MATERIAL PROVIDED
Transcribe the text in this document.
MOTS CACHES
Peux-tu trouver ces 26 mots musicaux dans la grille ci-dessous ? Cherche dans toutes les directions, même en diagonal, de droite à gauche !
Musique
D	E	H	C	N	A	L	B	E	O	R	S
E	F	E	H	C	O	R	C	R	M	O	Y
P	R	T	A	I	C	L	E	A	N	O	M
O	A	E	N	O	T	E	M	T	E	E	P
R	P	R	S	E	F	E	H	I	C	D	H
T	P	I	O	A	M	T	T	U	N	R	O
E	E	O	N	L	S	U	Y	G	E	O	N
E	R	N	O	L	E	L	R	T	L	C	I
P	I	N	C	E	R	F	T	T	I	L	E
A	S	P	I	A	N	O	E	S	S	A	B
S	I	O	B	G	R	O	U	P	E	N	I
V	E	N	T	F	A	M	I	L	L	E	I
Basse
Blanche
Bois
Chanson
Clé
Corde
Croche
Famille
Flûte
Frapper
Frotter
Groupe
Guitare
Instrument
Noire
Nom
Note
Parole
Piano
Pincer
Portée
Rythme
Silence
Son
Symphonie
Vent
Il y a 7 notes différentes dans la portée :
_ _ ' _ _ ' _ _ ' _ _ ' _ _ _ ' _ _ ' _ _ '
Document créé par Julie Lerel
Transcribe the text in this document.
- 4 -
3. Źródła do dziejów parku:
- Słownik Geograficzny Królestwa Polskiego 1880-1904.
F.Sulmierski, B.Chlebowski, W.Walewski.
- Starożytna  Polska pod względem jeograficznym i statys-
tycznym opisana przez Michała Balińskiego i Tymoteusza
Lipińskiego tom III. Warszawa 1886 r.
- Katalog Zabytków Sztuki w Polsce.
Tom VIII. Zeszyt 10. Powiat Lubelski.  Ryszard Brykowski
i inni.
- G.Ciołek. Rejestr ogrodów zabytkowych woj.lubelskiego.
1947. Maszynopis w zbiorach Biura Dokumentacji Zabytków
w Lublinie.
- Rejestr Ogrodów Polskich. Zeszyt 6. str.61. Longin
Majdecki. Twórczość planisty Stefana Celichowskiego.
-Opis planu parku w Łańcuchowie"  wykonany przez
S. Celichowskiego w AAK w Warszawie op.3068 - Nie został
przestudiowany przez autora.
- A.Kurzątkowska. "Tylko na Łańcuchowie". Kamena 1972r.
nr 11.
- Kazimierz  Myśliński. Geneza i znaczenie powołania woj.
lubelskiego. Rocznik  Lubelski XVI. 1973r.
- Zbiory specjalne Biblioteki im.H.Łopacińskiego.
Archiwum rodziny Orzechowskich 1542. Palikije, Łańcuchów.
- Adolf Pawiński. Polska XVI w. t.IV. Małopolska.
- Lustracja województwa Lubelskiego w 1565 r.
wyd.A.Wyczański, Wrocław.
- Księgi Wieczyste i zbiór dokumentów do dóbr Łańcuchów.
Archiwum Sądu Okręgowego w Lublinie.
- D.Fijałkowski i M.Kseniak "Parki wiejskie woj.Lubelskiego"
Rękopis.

---

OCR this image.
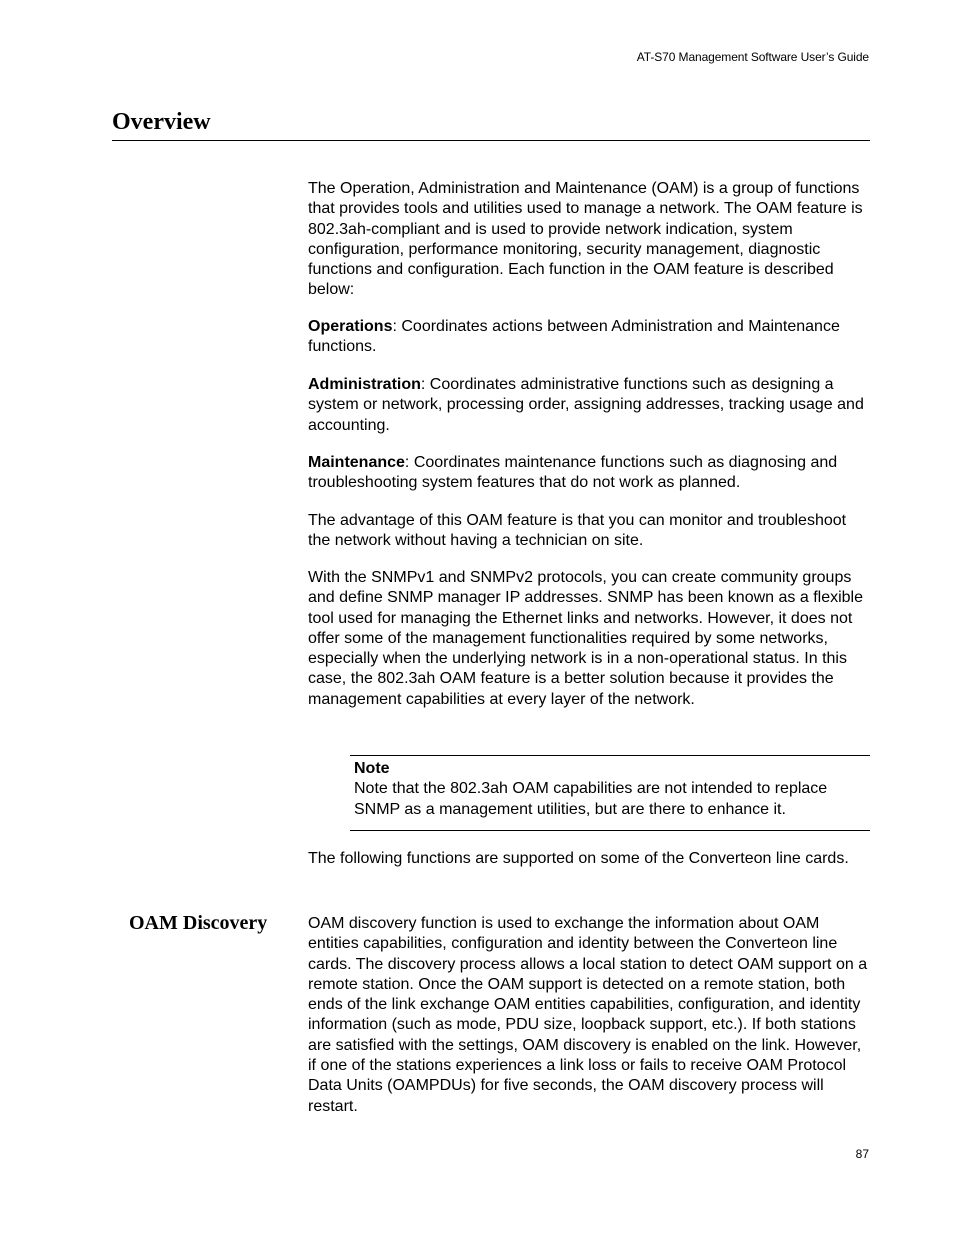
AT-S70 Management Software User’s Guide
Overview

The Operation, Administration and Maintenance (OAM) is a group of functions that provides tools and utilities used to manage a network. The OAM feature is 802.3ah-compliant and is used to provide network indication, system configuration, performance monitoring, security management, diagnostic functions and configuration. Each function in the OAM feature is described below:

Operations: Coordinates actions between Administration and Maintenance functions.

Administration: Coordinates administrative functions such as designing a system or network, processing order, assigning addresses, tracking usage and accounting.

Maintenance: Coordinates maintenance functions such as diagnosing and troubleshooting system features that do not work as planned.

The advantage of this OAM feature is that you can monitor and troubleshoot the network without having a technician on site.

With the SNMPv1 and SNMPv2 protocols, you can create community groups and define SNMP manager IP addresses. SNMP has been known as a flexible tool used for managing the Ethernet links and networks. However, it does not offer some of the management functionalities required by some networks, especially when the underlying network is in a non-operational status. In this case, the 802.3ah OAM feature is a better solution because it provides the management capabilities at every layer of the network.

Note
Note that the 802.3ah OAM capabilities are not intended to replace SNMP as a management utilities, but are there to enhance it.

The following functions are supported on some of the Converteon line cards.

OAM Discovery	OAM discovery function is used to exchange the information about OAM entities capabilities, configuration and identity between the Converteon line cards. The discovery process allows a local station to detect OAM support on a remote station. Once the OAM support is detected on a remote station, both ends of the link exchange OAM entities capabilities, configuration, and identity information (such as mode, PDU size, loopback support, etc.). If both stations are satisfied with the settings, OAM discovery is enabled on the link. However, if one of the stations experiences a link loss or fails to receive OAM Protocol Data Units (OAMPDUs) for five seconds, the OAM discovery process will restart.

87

INSTRUCTION
Where a line of the data holds "configuration", show that line.

OUTPUT
The Operation, Administration and Maintenance (OAM) is a group of functions that provides tools and utilities used to manage a network. The OAM feature is 802.3ah-compliant and is used to provide network indication, system configuration, performance monitoring, security management, diagnostic functions and configuration. Each function in the OAM feature is described below:
OAM Discovery	OAM discovery function is used to exchange the information about OAM entities capabilities, configuration and identity between the Converteon line cards. The discovery process allows a local station to detect OAM support on a remote station. Once the OAM support is detected on a remote station, both ends of the link exchange OAM entities capabilities, configuration, and identity information (such as mode, PDU size, loopback support, etc.). If both stations are satisfied with the settings, OAM discovery is enabled on the link. However, if one of the stations experiences a link loss or fails to receive OAM Protocol Data Units (OAMPDUs) for five seconds, the OAM discovery process will restart.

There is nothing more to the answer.